#### Task statement
Extract all of the data and reproduce it precisely.

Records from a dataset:

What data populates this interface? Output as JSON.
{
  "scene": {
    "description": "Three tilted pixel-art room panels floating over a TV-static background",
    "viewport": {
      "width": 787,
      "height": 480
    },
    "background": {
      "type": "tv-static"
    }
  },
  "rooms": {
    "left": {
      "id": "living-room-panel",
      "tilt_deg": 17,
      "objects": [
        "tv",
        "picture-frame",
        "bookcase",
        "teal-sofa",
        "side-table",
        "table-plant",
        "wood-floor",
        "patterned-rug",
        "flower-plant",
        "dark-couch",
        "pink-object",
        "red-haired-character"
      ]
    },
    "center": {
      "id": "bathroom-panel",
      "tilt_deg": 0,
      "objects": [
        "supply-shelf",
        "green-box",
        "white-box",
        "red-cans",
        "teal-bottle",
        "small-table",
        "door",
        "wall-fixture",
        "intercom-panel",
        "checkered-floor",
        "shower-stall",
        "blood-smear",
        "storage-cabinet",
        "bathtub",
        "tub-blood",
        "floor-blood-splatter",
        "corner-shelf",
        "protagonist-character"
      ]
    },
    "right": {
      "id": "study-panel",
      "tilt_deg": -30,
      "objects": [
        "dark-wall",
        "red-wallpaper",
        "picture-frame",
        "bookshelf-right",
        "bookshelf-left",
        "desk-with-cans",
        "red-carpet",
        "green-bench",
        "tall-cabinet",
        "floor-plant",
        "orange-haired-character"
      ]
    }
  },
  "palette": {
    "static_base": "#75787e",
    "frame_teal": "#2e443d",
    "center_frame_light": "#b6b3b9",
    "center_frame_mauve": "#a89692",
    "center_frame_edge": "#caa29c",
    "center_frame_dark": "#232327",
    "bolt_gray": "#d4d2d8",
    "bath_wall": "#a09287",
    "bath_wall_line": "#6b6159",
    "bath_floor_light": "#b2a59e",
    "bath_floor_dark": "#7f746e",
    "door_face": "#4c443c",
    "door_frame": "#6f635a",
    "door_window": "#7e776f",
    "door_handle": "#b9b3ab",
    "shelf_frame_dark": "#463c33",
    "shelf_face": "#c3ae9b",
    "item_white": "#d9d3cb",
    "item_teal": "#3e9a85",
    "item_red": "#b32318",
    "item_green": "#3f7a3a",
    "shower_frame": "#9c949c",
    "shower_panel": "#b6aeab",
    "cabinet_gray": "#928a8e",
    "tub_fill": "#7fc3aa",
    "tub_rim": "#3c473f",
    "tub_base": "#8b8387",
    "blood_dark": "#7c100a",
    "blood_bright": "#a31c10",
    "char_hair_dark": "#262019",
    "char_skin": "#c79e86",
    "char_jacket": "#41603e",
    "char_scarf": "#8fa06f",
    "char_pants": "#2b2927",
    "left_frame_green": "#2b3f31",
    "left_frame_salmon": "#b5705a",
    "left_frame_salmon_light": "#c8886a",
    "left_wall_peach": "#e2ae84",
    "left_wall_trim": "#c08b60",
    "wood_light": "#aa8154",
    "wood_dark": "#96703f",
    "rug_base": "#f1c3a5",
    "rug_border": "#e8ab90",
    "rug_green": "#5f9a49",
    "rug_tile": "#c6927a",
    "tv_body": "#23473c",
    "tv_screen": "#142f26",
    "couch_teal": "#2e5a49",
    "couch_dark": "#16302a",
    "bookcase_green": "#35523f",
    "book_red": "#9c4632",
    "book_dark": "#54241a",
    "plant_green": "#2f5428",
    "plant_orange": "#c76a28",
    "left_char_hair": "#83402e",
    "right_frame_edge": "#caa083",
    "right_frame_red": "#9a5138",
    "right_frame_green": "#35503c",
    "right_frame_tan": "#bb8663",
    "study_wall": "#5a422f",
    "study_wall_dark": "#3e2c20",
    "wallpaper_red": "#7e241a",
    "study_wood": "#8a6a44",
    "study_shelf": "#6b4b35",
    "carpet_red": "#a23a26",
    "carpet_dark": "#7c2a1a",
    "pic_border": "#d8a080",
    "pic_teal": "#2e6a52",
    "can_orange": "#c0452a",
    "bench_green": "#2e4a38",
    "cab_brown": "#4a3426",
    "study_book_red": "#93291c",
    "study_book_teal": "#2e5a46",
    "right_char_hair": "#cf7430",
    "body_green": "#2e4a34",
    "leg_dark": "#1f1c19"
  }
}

#### Solution to the exercise
What data populates this interface? Output as JSON.
{
  "scene": {
    "description": "Three tilted pixel-art room panels floating over a TV-static background",
    "viewport": {
      "width": 787,
      "height": 480
    },
    "background": {
      "type": "tv-static"
    }
  },
  "rooms": {
    "left": {
      "id": "living-room-panel",
      "tilt_deg": 17,
      "objects": [
        "tv",
        "picture-frame",
        "bookcase",
        "teal-sofa",
        "side-table",
        "table-plant",
        "wood-floor",
        "patterned-rug",
        "flower-plant",
        "dark-couch",
        "pink-object",
        "red-haired-character"
      ]
    },
    "center": {
      "id": "bathroom-panel",
      "tilt_deg": 0,
      "objects": [
        "supply-shelf",
        "green-box",
        "white-box",
        "red-cans",
        "teal-bottle",
        "small-table",
        "door",
        "wall-fixture",
        "intercom-panel",
        "checkered-floor",
        "shower-stall",
        "blood-smear",
        "storage-cabinet",
        "bathtub",
        "tub-blood",
        "floor-blood-splatter",
        "corner-shelf",
        "protagonist-character"
      ]
    },
    "right": {
      "id": "study-panel",
      "tilt_deg": -30,
      "objects": [
        "dark-wall",
        "red-wallpaper",
        "picture-frame",
        "bookshelf-right",
        "bookshelf-left",
        "desk-with-cans",
        "red-carpet",
        "green-bench",
        "tall-cabinet",
        "floor-plant",
        "orange-haired-character"
      ]
    }
  },
  "palette": {
    "static_base": "#75787e",
    "frame_teal": "#2e443d",
    "center_frame_light": "#b6b3b9",
    "center_frame_mauve": "#a89692",
    "center_frame_edge": "#caa29c",
    "center_frame_dark": "#232327",
    "bolt_gray": "#d4d2d8",
    "bath_wall": "#a09287",
    "bath_wall_line": "#6b6159",
    "bath_floor_light": "#b2a59e",
    "bath_floor_dark": "#7f746e",
    "door_face": "#4c443c",
    "door_frame": "#6f635a",
    "door_window": "#7e776f",
    "door_handle": "#b9b3ab",
    "shelf_frame_dark": "#463c33",
    "shelf_face": "#c3ae9b",
    "item_white": "#d9d3cb",
    "item_teal": "#3e9a85",
    "item_red": "#b32318",
    "item_green": "#3f7a3a",
    "shower_frame": "#9c949c",
    "shower_panel": "#b6aeab",
    "cabinet_gray": "#928a8e",
    "tub_fill": "#7fc3aa",
    "tub_rim": "#3c473f",
    "tub_base": "#8b8387",
    "blood_dark": "#7c100a",
    "blood_bright": "#a31c10",
    "char_hair_dark": "#262019",
    "char_skin": "#c79e86",
    "char_jacket": "#41603e",
    "char_scarf": "#8fa06f",
    "char_pants": "#2b2927",
    "left_frame_green": "#2b3f31",
    "left_frame_salmon": "#b5705a",
    "left_frame_salmon_light": "#c8886a",
    "left_wall_peach": "#e2ae84",
    "left_wall_trim": "#c08b60",
    "wood_light": "#aa8154",
    "wood_dark": "#96703f",
    "rug_base": "#f1c3a5",
    "rug_border": "#e8ab90",
    "rug_green": "#5f9a49",
    "rug_tile": "#c6927a",
    "tv_body": "#23473c",
    "tv_screen": "#142f26",
    "couch_teal": "#2e5a49",
    "couch_dark": "#16302a",
    "bookcase_green": "#35523f",
    "book_red": "#9c4632",
    "book_dark": "#54241a",
    "plant_green": "#2f5428",
    "plant_orange": "#c76a28",
    "left_char_hair": "#83402e",
    "right_frame_edge": "#caa083",
    "right_frame_red": "#9a5138",
    "right_frame_green": "#35503c",
    "right_frame_tan": "#bb8663",
    "study_wall": "#5a422f",
    "study_wall_dark": "#3e2c20",
    "wallpaper_red": "#7e241a",
    "study_wood": "#8a6a44",
    "study_shelf": "#6b4b35",
    "carpet_red": "#a23a26",
    "carpet_dark": "#7c2a1a",
    "pic_border": "#d8a080",
    "pic_teal": "#2e6a52",
    "can_orange": "#c0452a",
    "bench_green": "#2e4a38",
    "cab_brown": "#4a3426",
    "study_book_red": "#93291c",
    "study_book_teal": "#2e5a46",
    "right_char_hair": "#cf7430",
    "body_green": "#2e4a34",
    "leg_dark": "#1f1c19"
  }
}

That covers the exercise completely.